PROBLEM » For this exercise, repeat all of the material verbatim apart from its images.
[begin DATA PROVIDED]
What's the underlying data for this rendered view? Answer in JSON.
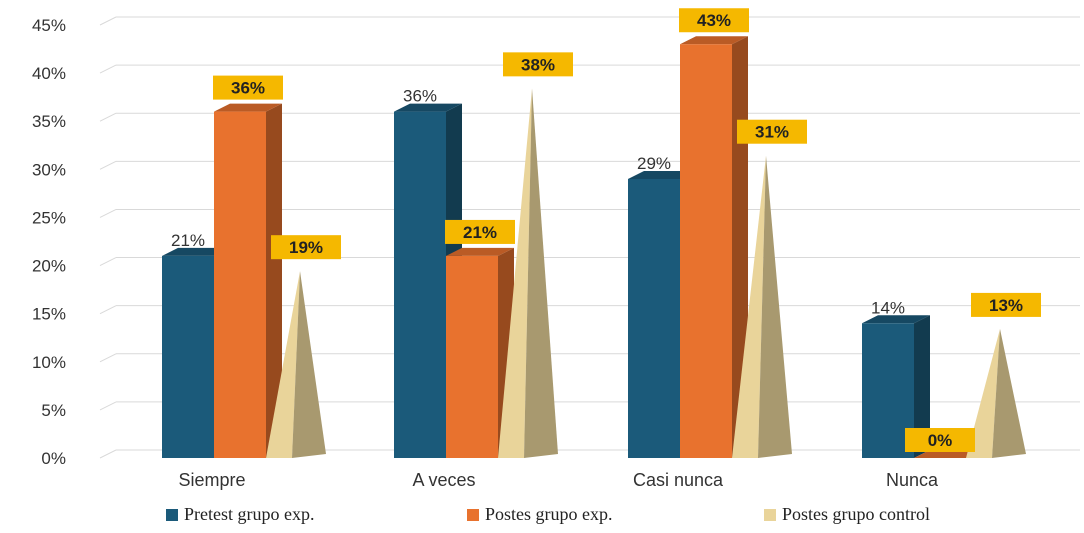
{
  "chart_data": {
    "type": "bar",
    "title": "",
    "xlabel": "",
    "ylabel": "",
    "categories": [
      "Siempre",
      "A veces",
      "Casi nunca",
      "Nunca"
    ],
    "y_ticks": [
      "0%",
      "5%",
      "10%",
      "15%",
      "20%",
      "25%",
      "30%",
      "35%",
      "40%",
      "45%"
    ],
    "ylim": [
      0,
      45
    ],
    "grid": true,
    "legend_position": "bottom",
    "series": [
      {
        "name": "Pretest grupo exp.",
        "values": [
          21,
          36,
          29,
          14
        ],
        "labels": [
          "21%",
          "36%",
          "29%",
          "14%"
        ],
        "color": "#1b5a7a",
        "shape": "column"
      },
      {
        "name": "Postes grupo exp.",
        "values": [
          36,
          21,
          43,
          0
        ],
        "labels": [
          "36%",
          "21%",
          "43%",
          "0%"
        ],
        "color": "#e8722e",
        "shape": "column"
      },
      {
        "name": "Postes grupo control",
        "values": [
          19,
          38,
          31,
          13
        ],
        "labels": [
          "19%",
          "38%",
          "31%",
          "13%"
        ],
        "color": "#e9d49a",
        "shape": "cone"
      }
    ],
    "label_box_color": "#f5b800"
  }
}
[end DATA PROVIDED]
SOLUTION »
What's the underlying data for this rendered view? Answer in JSON.
{
  "chart_data": {
    "type": "bar",
    "title": "",
    "xlabel": "",
    "ylabel": "",
    "categories": [
      "Siempre",
      "A veces",
      "Casi nunca",
      "Nunca"
    ],
    "y_ticks": [
      "0%",
      "5%",
      "10%",
      "15%",
      "20%",
      "25%",
      "30%",
      "35%",
      "40%",
      "45%"
    ],
    "ylim": [
      0,
      45
    ],
    "grid": true,
    "legend_position": "bottom",
    "series": [
      {
        "name": "Pretest grupo exp.",
        "values": [
          21,
          36,
          29,
          14
        ],
        "labels": [
          "21%",
          "36%",
          "29%",
          "14%"
        ],
        "color": "#1b5a7a",
        "shape": "column"
      },
      {
        "name": "Postes grupo exp.",
        "values": [
          36,
          21,
          43,
          0
        ],
        "labels": [
          "36%",
          "21%",
          "43%",
          "0%"
        ],
        "color": "#e8722e",
        "shape": "column"
      },
      {
        "name": "Postes grupo control",
        "values": [
          19,
          38,
          31,
          13
        ],
        "labels": [
          "19%",
          "38%",
          "31%",
          "13%"
        ],
        "color": "#e9d49a",
        "shape": "cone"
      }
    ],
    "label_box_color": "#f5b800"
  }
}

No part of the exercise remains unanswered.